Requirement
Repeat the records below verbatim, line by line, with no alterations.

Items stored from a collection
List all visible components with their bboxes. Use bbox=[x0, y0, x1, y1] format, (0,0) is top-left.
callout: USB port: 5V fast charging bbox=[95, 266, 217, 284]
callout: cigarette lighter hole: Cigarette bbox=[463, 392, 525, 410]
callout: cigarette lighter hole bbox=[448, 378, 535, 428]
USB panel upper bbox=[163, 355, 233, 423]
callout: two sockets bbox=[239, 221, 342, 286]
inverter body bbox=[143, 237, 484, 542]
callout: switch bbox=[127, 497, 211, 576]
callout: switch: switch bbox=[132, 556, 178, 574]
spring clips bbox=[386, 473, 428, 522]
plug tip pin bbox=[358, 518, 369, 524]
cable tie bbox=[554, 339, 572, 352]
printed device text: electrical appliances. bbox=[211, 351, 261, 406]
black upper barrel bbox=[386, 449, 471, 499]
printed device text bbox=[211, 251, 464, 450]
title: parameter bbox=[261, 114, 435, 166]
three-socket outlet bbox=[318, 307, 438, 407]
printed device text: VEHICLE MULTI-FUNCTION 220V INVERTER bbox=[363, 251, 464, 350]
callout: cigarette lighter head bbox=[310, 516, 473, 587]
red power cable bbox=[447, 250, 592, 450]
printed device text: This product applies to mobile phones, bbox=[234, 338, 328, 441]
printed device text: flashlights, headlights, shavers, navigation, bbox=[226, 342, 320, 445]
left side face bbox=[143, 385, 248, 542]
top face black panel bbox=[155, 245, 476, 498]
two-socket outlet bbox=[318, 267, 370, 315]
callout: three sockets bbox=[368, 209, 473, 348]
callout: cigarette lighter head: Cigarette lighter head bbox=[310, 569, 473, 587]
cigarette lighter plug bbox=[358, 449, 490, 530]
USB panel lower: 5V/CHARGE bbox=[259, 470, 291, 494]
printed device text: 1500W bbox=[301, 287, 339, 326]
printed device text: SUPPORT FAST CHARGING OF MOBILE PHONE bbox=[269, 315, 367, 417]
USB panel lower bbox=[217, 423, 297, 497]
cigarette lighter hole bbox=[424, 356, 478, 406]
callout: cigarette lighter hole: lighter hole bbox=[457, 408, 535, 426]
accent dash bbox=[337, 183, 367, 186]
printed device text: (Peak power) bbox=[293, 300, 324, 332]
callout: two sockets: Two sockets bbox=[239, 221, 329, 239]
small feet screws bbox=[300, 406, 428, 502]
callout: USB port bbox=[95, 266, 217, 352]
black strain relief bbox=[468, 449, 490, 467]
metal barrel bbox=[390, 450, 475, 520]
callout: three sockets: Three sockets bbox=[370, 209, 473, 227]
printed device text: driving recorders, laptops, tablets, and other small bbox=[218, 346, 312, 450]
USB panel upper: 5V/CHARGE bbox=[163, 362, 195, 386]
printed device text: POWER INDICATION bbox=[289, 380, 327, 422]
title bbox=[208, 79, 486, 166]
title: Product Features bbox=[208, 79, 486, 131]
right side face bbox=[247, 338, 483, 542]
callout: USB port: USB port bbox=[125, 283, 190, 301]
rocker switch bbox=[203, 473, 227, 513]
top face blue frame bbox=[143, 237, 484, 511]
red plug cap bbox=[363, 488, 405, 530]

Response
List all visible components with their bboxes. Use bbox=[x0, y0, x1, y1] format, (0,0) is top-left.
callout: USB port: 5V fast charging bbox=[95, 266, 217, 284]
callout: cigarette lighter hole: Cigarette bbox=[463, 392, 525, 410]
callout: cigarette lighter hole bbox=[448, 378, 535, 428]
USB panel upper bbox=[163, 355, 233, 423]
callout: two sockets bbox=[239, 221, 342, 286]
inverter body bbox=[143, 237, 484, 542]
callout: switch bbox=[127, 497, 211, 576]
callout: switch: switch bbox=[132, 556, 178, 574]
spring clips bbox=[386, 473, 428, 522]
plug tip pin bbox=[358, 518, 369, 524]
cable tie bbox=[554, 339, 572, 352]
printed device text: electrical appliances. bbox=[211, 351, 261, 406]
black upper barrel bbox=[386, 449, 471, 499]
printed device text bbox=[211, 251, 464, 450]
title: parameter bbox=[261, 114, 435, 166]
three-socket outlet bbox=[318, 307, 438, 407]
printed device text: VEHICLE MULTI-FUNCTION 220V INVERTER bbox=[363, 251, 464, 350]
callout: cigarette lighter head bbox=[310, 516, 473, 587]
red power cable bbox=[447, 250, 592, 450]
printed device text: This product applies to mobile phones, bbox=[234, 338, 328, 441]
printed device text: flashlights, headlights, shavers, navigation, bbox=[226, 342, 320, 445]
left side face bbox=[143, 385, 248, 542]
top face black panel bbox=[155, 245, 476, 498]
two-socket outlet bbox=[318, 267, 370, 315]
callout: three sockets bbox=[368, 209, 473, 348]
callout: cigarette lighter head: Cigarette lighter head bbox=[310, 569, 473, 587]
cigarette lighter plug bbox=[358, 449, 490, 530]
USB panel lower: 5V/CHARGE bbox=[259, 470, 291, 494]
printed device text: 1500W bbox=[301, 287, 339, 326]
printed device text: SUPPORT FAST CHARGING OF MOBILE PHONE bbox=[269, 315, 367, 417]
USB panel lower bbox=[217, 423, 297, 497]
cigarette lighter hole bbox=[424, 356, 478, 406]
callout: cigarette lighter hole: lighter hole bbox=[457, 408, 535, 426]
accent dash bbox=[337, 183, 367, 186]
printed device text: (Peak power) bbox=[293, 300, 324, 332]
callout: two sockets: Two sockets bbox=[239, 221, 329, 239]
small feet screws bbox=[300, 406, 428, 502]
callout: USB port bbox=[95, 266, 217, 352]
black strain relief bbox=[468, 449, 490, 467]
metal barrel bbox=[390, 450, 475, 520]
callout: three sockets: Three sockets bbox=[370, 209, 473, 227]
printed device text: driving recorders, laptops, tablets, and other small bbox=[218, 346, 312, 450]
USB panel upper: 5V/CHARGE bbox=[163, 362, 195, 386]
printed device text: POWER INDICATION bbox=[289, 380, 327, 422]
title bbox=[208, 79, 486, 166]
title: Product Features bbox=[208, 79, 486, 131]
right side face bbox=[247, 338, 483, 542]
callout: USB port: USB port bbox=[125, 283, 190, 301]
rocker switch bbox=[203, 473, 227, 513]
top face blue frame bbox=[143, 237, 484, 511]
red plug cap bbox=[363, 488, 405, 530]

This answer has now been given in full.